## start

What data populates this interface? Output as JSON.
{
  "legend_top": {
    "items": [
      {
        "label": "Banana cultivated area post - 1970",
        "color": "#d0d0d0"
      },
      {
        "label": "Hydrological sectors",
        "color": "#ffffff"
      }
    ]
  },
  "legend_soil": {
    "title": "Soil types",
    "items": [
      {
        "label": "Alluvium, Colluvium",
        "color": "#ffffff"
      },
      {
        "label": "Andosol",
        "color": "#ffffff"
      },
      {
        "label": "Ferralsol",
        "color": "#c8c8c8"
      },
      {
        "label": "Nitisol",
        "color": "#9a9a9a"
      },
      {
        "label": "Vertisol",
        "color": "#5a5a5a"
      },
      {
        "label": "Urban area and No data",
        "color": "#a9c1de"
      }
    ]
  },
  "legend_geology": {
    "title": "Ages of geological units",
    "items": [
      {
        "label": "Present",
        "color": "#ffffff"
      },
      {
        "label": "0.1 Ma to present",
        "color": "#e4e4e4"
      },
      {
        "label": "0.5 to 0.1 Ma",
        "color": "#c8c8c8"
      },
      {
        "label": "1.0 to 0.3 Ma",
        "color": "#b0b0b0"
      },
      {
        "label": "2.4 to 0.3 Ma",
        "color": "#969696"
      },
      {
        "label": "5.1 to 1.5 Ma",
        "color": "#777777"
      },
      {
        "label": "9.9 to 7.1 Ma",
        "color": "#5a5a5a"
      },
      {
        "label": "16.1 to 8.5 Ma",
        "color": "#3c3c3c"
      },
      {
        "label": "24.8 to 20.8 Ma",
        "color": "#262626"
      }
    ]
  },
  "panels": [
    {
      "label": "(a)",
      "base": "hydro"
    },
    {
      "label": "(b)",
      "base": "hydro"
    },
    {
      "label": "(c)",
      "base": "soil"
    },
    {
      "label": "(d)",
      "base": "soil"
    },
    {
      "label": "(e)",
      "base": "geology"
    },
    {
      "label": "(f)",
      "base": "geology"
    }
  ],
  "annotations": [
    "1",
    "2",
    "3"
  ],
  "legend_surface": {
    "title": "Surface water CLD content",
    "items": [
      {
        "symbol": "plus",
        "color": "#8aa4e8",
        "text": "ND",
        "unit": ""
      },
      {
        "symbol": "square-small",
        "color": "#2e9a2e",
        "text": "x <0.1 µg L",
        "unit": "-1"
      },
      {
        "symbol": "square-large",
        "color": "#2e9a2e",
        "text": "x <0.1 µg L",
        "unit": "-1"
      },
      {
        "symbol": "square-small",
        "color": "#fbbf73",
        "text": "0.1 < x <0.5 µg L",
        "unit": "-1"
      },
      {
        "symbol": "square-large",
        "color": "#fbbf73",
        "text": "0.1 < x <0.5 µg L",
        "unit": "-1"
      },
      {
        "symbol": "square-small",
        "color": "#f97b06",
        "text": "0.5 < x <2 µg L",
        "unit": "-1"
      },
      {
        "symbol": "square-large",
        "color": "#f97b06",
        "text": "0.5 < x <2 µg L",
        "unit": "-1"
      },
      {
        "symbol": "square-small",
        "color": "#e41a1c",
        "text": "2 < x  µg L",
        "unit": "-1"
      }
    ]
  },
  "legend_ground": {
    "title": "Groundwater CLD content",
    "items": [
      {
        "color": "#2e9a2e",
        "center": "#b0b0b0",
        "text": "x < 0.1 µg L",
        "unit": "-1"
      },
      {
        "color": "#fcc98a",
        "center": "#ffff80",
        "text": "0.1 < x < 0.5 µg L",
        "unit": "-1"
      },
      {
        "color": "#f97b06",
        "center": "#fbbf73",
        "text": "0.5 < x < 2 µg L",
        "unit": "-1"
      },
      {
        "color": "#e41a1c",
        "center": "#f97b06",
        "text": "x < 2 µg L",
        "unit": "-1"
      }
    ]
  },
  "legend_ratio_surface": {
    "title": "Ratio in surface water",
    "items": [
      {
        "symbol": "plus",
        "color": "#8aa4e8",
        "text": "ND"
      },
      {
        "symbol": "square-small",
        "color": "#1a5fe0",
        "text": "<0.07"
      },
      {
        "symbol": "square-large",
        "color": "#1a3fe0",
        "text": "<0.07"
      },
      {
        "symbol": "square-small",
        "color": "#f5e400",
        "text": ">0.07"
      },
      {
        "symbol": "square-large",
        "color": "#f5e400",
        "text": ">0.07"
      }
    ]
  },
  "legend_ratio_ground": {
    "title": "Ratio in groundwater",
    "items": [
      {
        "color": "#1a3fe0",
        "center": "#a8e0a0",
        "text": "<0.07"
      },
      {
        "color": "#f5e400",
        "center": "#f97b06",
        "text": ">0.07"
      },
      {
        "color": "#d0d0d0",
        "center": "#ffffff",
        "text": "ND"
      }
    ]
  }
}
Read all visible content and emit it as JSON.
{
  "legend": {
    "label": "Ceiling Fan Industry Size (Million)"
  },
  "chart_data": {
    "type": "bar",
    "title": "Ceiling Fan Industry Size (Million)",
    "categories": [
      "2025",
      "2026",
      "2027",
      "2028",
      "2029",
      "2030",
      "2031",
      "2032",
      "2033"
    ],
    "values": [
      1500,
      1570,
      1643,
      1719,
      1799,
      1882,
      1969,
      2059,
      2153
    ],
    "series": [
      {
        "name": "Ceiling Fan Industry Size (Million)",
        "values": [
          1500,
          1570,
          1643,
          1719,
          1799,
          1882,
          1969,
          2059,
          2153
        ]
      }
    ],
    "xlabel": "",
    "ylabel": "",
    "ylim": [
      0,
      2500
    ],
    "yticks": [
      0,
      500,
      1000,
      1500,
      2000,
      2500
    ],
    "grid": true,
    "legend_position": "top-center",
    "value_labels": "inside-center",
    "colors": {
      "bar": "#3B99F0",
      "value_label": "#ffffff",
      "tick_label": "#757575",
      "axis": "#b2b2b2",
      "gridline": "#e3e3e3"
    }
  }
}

## end

Exercise requirements:
Reproduce the complete data exactly as presented above.

Solution to this problem:
What data populates this interface? Output as JSON.
{
  "legend_top": {
    "items": [
      {
        "label": "Banana cultivated area post - 1970",
        "color": "#d0d0d0"
      },
      {
        "label": "Hydrological sectors",
        "color": "#ffffff"
      }
    ]
  },
  "legend_soil": {
    "title": "Soil types",
    "items": [
      {
        "label": "Alluvium, Colluvium",
        "color": "#ffffff"
      },
      {
        "label": "Andosol",
        "color": "#ffffff"
      },
      {
        "label": "Ferralsol",
        "color": "#c8c8c8"
      },
      {
        "label": "Nitisol",
        "color": "#9a9a9a"
      },
      {
        "label": "Vertisol",
        "color": "#5a5a5a"
      },
      {
        "label": "Urban area and No data",
        "color": "#a9c1de"
      }
    ]
  },
  "legend_geology": {
    "title": "Ages of geological units",
    "items": [
      {
        "label": "Present",
        "color": "#ffffff"
      },
      {
        "label": "0.1 Ma to present",
        "color": "#e4e4e4"
      },
      {
        "label": "0.5 to 0.1 Ma",
        "color": "#c8c8c8"
      },
      {
        "label": "1.0 to 0.3 Ma",
        "color": "#b0b0b0"
      },
      {
        "label": "2.4 to 0.3 Ma",
        "color": "#969696"
      },
      {
        "label": "5.1 to 1.5 Ma",
        "color": "#777777"
      },
      {
        "label": "9.9 to 7.1 Ma",
        "color": "#5a5a5a"
      },
      {
        "label": "16.1 to 8.5 Ma",
        "color": "#3c3c3c"
      },
      {
        "label": "24.8 to 20.8 Ma",
        "color": "#262626"
      }
    ]
  },
  "panels": [
    {
      "label": "(a)",
      "base": "hydro"
    },
    {
      "label": "(b)",
      "base": "hydro"
    },
    {
      "label": "(c)",
      "base": "soil"
    },
    {
      "label": "(d)",
      "base": "soil"
    },
    {
      "label": "(e)",
      "base": "geology"
    },
    {
      "label": "(f)",
      "base": "geology"
    }
  ],
  "annotations": [
    "1",
    "2",
    "3"
  ],
  "legend_surface": {
    "title": "Surface water CLD content",
    "items": [
      {
        "symbol": "plus",
        "color": "#8aa4e8",
        "text": "ND",
        "unit": ""
      },
      {
        "symbol": "square-small",
        "color": "#2e9a2e",
        "text": "x <0.1 µg L",
        "unit": "-1"
      },
      {
        "symbol": "square-large",
        "color": "#2e9a2e",
        "text": "x <0.1 µg L",
        "unit": "-1"
      },
      {
        "symbol": "square-small",
        "color": "#fbbf73",
        "text": "0.1 < x <0.5 µg L",
        "unit": "-1"
      },
      {
        "symbol": "square-large",
        "color": "#fbbf73",
        "text": "0.1 < x <0.5 µg L",
        "unit": "-1"
      },
      {
        "symbol": "square-small",
        "color": "#f97b06",
        "text": "0.5 < x <2 µg L",
        "unit": "-1"
      },
      {
        "symbol": "square-large",
        "color": "#f97b06",
        "text": "0.5 < x <2 µg L",
        "unit": "-1"
      },
      {
        "symbol": "square-small",
        "color": "#e41a1c",
        "text": "2 < x  µg L",
        "unit": "-1"
      }
    ]
  },
  "legend_ground": {
    "title": "Groundwater CLD content",
    "items": [
      {
        "color": "#2e9a2e",
        "center": "#b0b0b0",
        "text": "x < 0.1 µg L",
        "unit": "-1"
      },
      {
        "color": "#fcc98a",
        "center": "#ffff80",
        "text": "0.1 < x < 0.5 µg L",
        "unit": "-1"
      },
      {
        "color": "#f97b06",
        "center": "#fbbf73",
        "text": "0.5 < x < 2 µg L",
        "unit": "-1"
      },
      {
        "color": "#e41a1c",
        "center": "#f97b06",
        "text": "x < 2 µg L",
        "unit": "-1"
      }
    ]
  },
  "legend_ratio_surface": {
    "title": "Ratio in surface water",
    "items": [
      {
        "symbol": "plus",
        "color": "#8aa4e8",
        "text": "ND"
      },
      {
        "symbol": "square-small",
        "color": "#1a5fe0",
        "text": "<0.07"
      },
      {
        "symbol": "square-large",
        "color": "#1a3fe0",
        "text": "<0.07"
      },
      {
        "symbol": "square-small",
        "color": "#f5e400",
        "text": ">0.07"
      },
      {
        "symbol": "square-large",
        "color": "#f5e400",
        "text": ">0.07"
      }
    ]
  },
  "legend_ratio_ground": {
    "title": "Ratio in groundwater",
    "items": [
      {
        "color": "#1a3fe0",
        "center": "#a8e0a0",
        "text": "<0.07"
      },
      {
        "color": "#f5e400",
        "center": "#f97b06",
        "text": ">0.07"
      },
      {
        "color": "#d0d0d0",
        "center": "#ffffff",
        "text": "ND"
      }
    ]
  }
}
Read all visible content and emit it as JSON.
{
  "legend": {
    "label": "Ceiling Fan Industry Size (Million)"
  },
  "chart_data": {
    "type": "bar",
    "title": "Ceiling Fan Industry Size (Million)",
    "categories": [
      "2025",
      "2026",
      "2027",
      "2028",
      "2029",
      "2030",
      "2031",
      "2032",
      "2033"
    ],
    "values": [
      1500,
      1570,
      1643,
      1719,
      1799,
      1882,
      1969,
      2059,
      2153
    ],
    "series": [
      {
        "name": "Ceiling Fan Industry Size (Million)",
        "values": [
          1500,
          1570,
          1643,
          1719,
          1799,
          1882,
          1969,
          2059,
          2153
        ]
      }
    ],
    "xlabel": "",
    "ylabel": "",
    "ylim": [
      0,
      2500
    ],
    "yticks": [
      0,
      500,
      1000,
      1500,
      2000,
      2500
    ],
    "grid": true,
    "legend_position": "top-center",
    "value_labels": "inside-center",
    "colors": {
      "bar": "#3B99F0",
      "value_label": "#ffffff",
      "tick_label": "#757575",
      "axis": "#b2b2b2",
      "gridline": "#e3e3e3"
    }
  }
}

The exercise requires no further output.